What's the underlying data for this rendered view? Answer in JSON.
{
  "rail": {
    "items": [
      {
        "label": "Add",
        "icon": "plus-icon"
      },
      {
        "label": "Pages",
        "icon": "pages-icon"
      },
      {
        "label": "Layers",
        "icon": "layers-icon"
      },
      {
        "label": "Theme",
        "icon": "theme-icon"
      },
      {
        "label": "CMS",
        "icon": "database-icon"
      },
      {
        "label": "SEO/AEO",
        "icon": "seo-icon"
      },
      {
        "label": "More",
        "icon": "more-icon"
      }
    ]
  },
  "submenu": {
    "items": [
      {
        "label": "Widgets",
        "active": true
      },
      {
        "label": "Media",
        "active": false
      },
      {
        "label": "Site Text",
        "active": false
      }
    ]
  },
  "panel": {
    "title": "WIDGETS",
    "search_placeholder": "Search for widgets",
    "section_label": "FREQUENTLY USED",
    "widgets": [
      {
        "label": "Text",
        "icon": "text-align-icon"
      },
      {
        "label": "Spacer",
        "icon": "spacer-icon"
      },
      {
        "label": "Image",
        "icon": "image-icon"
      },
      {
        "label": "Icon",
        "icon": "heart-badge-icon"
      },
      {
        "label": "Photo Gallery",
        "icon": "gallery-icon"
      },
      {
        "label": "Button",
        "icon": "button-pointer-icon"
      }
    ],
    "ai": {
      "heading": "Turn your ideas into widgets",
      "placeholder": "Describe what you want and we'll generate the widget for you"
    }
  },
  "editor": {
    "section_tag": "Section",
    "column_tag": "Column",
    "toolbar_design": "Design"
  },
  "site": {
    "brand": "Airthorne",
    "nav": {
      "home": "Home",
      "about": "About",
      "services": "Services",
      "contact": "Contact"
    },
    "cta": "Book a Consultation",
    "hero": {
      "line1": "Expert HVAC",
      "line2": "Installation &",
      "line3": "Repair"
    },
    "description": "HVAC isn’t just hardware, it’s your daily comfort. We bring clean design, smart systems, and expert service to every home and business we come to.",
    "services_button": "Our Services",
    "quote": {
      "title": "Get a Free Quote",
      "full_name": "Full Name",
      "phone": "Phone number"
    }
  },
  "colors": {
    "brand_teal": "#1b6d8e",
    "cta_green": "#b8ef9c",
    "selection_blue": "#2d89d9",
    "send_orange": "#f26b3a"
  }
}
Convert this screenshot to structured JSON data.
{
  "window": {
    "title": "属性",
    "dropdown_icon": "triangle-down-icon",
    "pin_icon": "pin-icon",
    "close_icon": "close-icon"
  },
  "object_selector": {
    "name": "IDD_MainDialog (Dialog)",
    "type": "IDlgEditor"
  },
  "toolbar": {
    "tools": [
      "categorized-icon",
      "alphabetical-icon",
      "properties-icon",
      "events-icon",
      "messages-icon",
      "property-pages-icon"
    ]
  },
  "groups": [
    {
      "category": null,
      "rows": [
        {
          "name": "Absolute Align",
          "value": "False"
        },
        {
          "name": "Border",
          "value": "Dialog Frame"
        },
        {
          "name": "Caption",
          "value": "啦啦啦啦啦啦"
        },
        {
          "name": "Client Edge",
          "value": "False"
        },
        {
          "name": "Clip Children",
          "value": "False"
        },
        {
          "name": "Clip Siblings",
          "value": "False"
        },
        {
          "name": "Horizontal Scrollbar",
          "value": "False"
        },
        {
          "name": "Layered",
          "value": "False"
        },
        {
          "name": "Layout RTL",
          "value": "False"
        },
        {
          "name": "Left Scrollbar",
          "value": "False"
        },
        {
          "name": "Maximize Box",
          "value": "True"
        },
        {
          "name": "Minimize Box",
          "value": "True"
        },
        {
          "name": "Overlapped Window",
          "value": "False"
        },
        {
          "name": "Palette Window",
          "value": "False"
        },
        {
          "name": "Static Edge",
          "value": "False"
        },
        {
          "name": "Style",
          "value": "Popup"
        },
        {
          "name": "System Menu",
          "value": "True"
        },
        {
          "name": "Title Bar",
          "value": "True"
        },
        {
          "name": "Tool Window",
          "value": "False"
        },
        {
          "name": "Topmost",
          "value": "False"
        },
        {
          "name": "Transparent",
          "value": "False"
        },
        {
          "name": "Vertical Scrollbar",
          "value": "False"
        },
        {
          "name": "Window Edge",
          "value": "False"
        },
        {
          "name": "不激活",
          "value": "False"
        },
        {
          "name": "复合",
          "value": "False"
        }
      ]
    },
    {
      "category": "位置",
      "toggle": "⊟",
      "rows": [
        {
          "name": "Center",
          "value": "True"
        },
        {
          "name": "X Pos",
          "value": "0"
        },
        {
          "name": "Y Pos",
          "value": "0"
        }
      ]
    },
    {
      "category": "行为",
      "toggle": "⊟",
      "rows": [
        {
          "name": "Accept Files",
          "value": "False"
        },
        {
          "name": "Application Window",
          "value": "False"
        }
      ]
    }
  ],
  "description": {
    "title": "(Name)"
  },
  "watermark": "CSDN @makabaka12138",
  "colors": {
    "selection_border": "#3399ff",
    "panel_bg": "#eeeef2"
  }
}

**What is needed:**
Select all lines in the listing above where the word "Dialog" appears, and show them.

**Expected answer:**
    "name": "IDD_MainDialog (Dialog)",
          "value": "Dialog Frame"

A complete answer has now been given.